### [Given data]
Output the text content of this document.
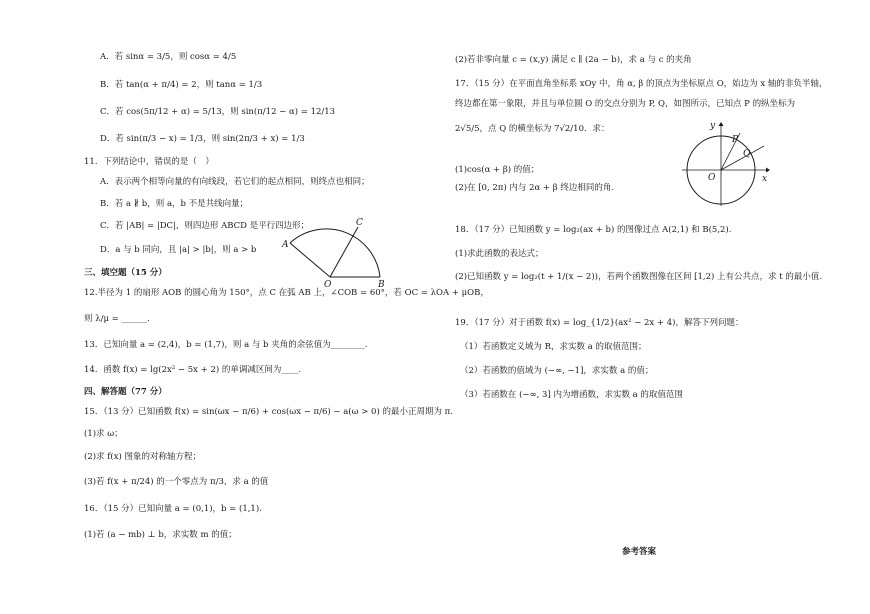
A．若 sinα = 3/5，则 cosα = 4/5
B．若 tan(α + π/4) = 2，则 tanα = 1/3
C．若 cos(5π/12 + α) = 5/13，则 sin(π/12 − α) = 12/13
D．若 sin(π/3 − x) = 1/3，则 sin(2π/3 + x) = 1/3
11．下列结论中，错误的是（　）
A．表示两个相等向量的有向线段，若它们的起点相同，则终点也相同；
B．若 a ∦ b，则 a，b 不是共线向量；
C．若 |AB| = |DC|，则四边形 ABCD 是平行四边形；
D．a 与 b 同向，且 |a| > |b|，则 a > b	A
C
O	B
三、填空题（15 分）
12.半径为 1 的扇形 AOB 的圆心角为 150°，点 C 在弧 AB 上，∠COB = 60°，若 OC = λOA + μOB，
则 λ/μ = ______.
13．已知向量 a = (2,4)，b = (1,7)，则 a 与 b 夹角的余弦值为________.
14．函数 f(x) = lg(2x² − 5x + 2) 的单调减区间为____.
四、解答题（77 分）
15．（13 分）已知函数 f(x) = sin(ωx − π/6) + cos(ωx − π/6) − a(ω > 0) 的最小正周期为 π.
(1)求 ω；
(2)求 f(x) 图象的对称轴方程；
(3)若 f(x + π/24) 的一个零点为 π/3，求 a 的值
16．（15 分）已知向量 a = (0,1)，b = (1,1).
(1)若 (a − mb) ⊥ b，求实数 m 的值；
(2)若非零向量 c = (x,y) 满足 c ∥ (2a − b)，求 a 与 c 的夹角
17．（15 分）在平面直角坐标系 xOy 中，角 α, β 的顶点为坐标原点 O，始边为 x 轴的非负半轴，
终边都在第一象限，并且与单位圆 O 的交点分别为 P, Q，如图所示，已知点 P 的纵坐标为
2√5/5，点 Q 的横坐标为 7√2/10．求：
(1)cos(α + β) 的值；
(2)在 [0, 2π) 内与 2α + β 终边相同的角.
y
P
Q
O	x
18．（17 分）已知函数 y = log₂(ax + b) 的图像过点 A(2,1) 和 B(5,2).
(1)求此函数的表达式；
(2)已知函数 y = log₂(t + 1/(x − 2))，若两个函数图像在区间 [1,2) 上有公共点，求 t 的最小值.
19．（17 分）对于函数 f(x) = log_{1/2}(ax² − 2x + 4)，解答下列问题：
（1）若函数定义域为 R，求实数 a 的取值范围；
（2）若函数的值域为 (−∞, −1]，求实数 a 的值；
（3）若函数在 (−∞, 3] 内为增函数，求实数 a 的取值范围
参考答案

### [Given problem]
Strip out the pictures and quote the remaining data word for word.

### [Output of the exercise]
Output the text content of this document.
A．若 sinα = 3/5，则 cosα = 4/5
B．若 tan(α + π/4) = 2，则 tanα = 1/3
C．若 cos(5π/12 + α) = 5/13，则 sin(π/12 − α) = 12/13
D．若 sin(π/3 − x) = 1/3，则 sin(2π/3 + x) = 1/3
11．下列结论中，错误的是（　）
A．表示两个相等向量的有向线段，若它们的起点相同，则终点也相同；
B．若 a ∦ b，则 a，b 不是共线向量；
C．若 |AB| = |DC|，则四边形 ABCD 是平行四边形；
D．a 与 b 同向，且 |a| > |b|，则 a > b	A
C
O	B
三、填空题（15 分）
12.半径为 1 的扇形 AOB 的圆心角为 150°，点 C 在弧 AB 上，∠COB = 60°，若 OC = λOA + μOB，
则 λ/μ = ______.
13．已知向量 a = (2,4)，b = (1,7)，则 a 与 b 夹角的余弦值为________.
14．函数 f(x) = lg(2x² − 5x + 2) 的单调减区间为____.
四、解答题（77 分）
15．（13 分）已知函数 f(x) = sin(ωx − π/6) + cos(ωx − π/6) − a(ω > 0) 的最小正周期为 π.
(1)求 ω；
(2)求 f(x) 图象的对称轴方程；
(3)若 f(x + π/24) 的一个零点为 π/3，求 a 的值
16．（15 分）已知向量 a = (0,1)，b = (1,1).
(1)若 (a − mb) ⊥ b，求实数 m 的值；
(2)若非零向量 c = (x,y) 满足 c ∥ (2a − b)，求 a 与 c 的夹角
17．（15 分）在平面直角坐标系 xOy 中，角 α, β 的顶点为坐标原点 O，始边为 x 轴的非负半轴，
终边都在第一象限，并且与单位圆 O 的交点分别为 P, Q，如图所示，已知点 P 的纵坐标为
2√5/5，点 Q 的横坐标为 7√2/10．求：
(1)cos(α + β) 的值；
(2)在 [0, 2π) 内与 2α + β 终边相同的角.
y
P
Q
O	x
18．（17 分）已知函数 y = log₂(ax + b) 的图像过点 A(2,1) 和 B(5,2).
(1)求此函数的表达式；
(2)已知函数 y = log₂(t + 1/(x − 2))，若两个函数图像在区间 [1,2) 上有公共点，求 t 的最小值.
19．（17 分）对于函数 f(x) = log_{1/2}(ax² − 2x + 4)，解答下列问题：
（1）若函数定义域为 R，求实数 a 的取值范围；
（2）若函数的值域为 (−∞, −1]，求实数 a 的值；
（3）若函数在 (−∞, 3] 内为增函数，求实数 a 的取值范围
参考答案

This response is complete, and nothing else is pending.